GIVEN PROBLEM:
Transcribe the full listing exactly, and drop every picture.

Entries from a visual dataset:
- - -
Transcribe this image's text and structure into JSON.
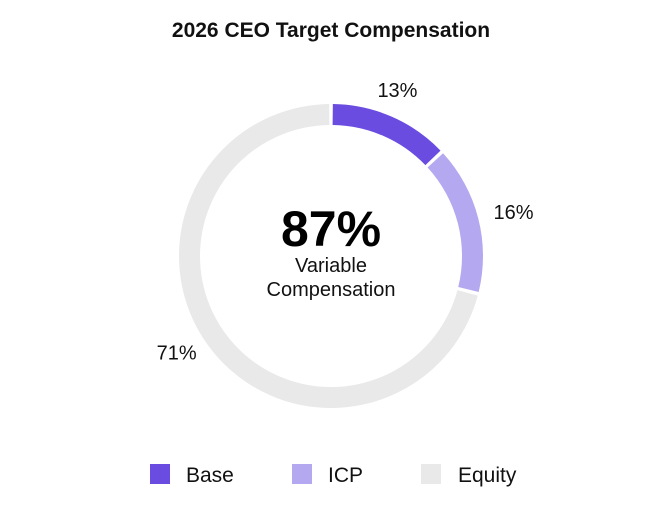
{
  "chart_data": {
    "type": "pie",
    "title": "2026 CEO Target Compensation",
    "donut": true,
    "categories": [
      "Base",
      "ICP",
      "Equity"
    ],
    "values": [
      13,
      16,
      71
    ],
    "labels": [
      "13%",
      "16%",
      "71%"
    ],
    "colors": [
      "#6a4ce0",
      "#b4a9f0",
      "#e9e9e9"
    ],
    "center": {
      "value": "87%",
      "line1": "Variable",
      "line2": "Compensation"
    },
    "legend": {
      "placement": "bottom",
      "items": [
        {
          "name": "Base",
          "color": "#6a4ce0"
        },
        {
          "name": "ICP",
          "color": "#b4a9f0"
        },
        {
          "name": "Equity",
          "color": "#e9e9e9"
        }
      ]
    }
  }
}
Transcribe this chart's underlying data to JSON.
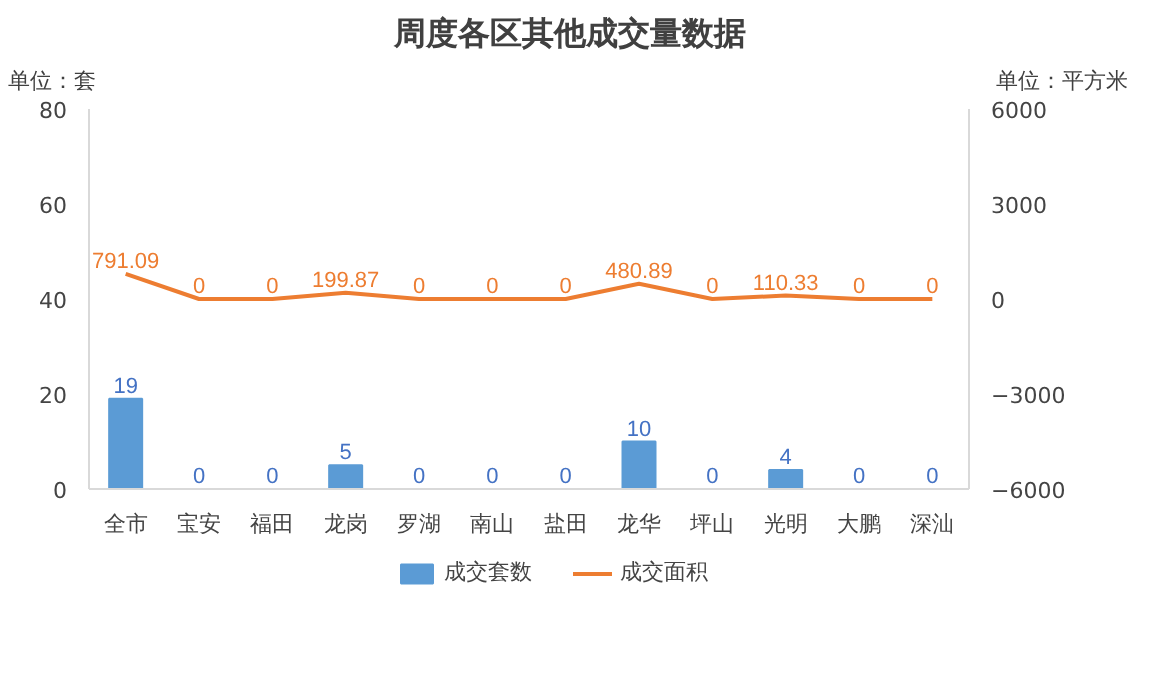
{
  "chart_data": {
    "type": "bar",
    "title": "周度各区其他成交量数据",
    "ylabel": "单位：套",
    "y2label": "单位：平方米",
    "categories": [
      "全市",
      "宝安",
      "福田",
      "龙岗",
      "罗湖",
      "南山",
      "盐田",
      "龙华",
      "坪山",
      "光明",
      "大鹏",
      "深汕"
    ],
    "series": [
      {
        "name": "成交套数",
        "color": "#5b9bd5",
        "values": [
          19,
          0,
          0,
          5,
          0,
          0,
          0,
          10,
          0,
          4,
          0,
          0
        ]
      },
      {
        "name": "成交面积",
        "type": "line",
        "axis": "y2",
        "color": "#ed7d31",
        "values": [
          791.09,
          0,
          0,
          199.87,
          0,
          0,
          0,
          480.89,
          0,
          110.33,
          0,
          0
        ]
      }
    ],
    "ylim": [
      0,
      80
    ],
    "yticks": [
      0,
      20,
      40,
      60,
      80
    ],
    "y2lim": [
      -6000,
      6000
    ],
    "y2ticks": [
      -6000,
      -3000,
      0,
      3000,
      6000
    ],
    "data_labels": true,
    "legend": "bottom",
    "grid": false
  }
}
- - -
SOLUTION FOR THIS PROBLEM:
Transcribe this image's text and structure into JSON.
{
  "chart_data": {
    "type": "pie",
    "title": "2026 CEO Target Compensation",
    "donut": true,
    "categories": [
      "Base",
      "ICP",
      "Equity"
    ],
    "values": [
      13,
      16,
      71
    ],
    "labels": [
      "13%",
      "16%",
      "71%"
    ],
    "colors": [
      "#6a4ce0",
      "#b4a9f0",
      "#e9e9e9"
    ],
    "center": {
      "value": "87%",
      "line1": "Variable",
      "line2": "Compensation"
    },
    "legend": {
      "placement": "bottom",
      "items": [
        {
          "name": "Base",
          "color": "#6a4ce0"
        },
        {
          "name": "ICP",
          "color": "#b4a9f0"
        },
        {
          "name": "Equity",
          "color": "#e9e9e9"
        }
      ]
    }
  }
}
Transcribe this chart's underlying data to JSON.
{
  "chart_data": {
    "type": "bar",
    "title": "周度各区其他成交量数据",
    "ylabel": "单位：套",
    "y2label": "单位：平方米",
    "categories": [
      "全市",
      "宝安",
      "福田",
      "龙岗",
      "罗湖",
      "南山",
      "盐田",
      "龙华",
      "坪山",
      "光明",
      "大鹏",
      "深汕"
    ],
    "series": [
      {
        "name": "成交套数",
        "color": "#5b9bd5",
        "values": [
          19,
          0,
          0,
          5,
          0,
          0,
          0,
          10,
          0,
          4,
          0,
          0
        ]
      },
      {
        "name": "成交面积",
        "type": "line",
        "axis": "y2",
        "color": "#ed7d31",
        "values": [
          791.09,
          0,
          0,
          199.87,
          0,
          0,
          0,
          480.89,
          0,
          110.33,
          0,
          0
        ]
      }
    ],
    "ylim": [
      0,
      80
    ],
    "yticks": [
      0,
      20,
      40,
      60,
      80
    ],
    "y2lim": [
      -6000,
      6000
    ],
    "y2ticks": [
      -6000,
      -3000,
      0,
      3000,
      6000
    ],
    "data_labels": true,
    "legend": "bottom",
    "grid": false
  }
}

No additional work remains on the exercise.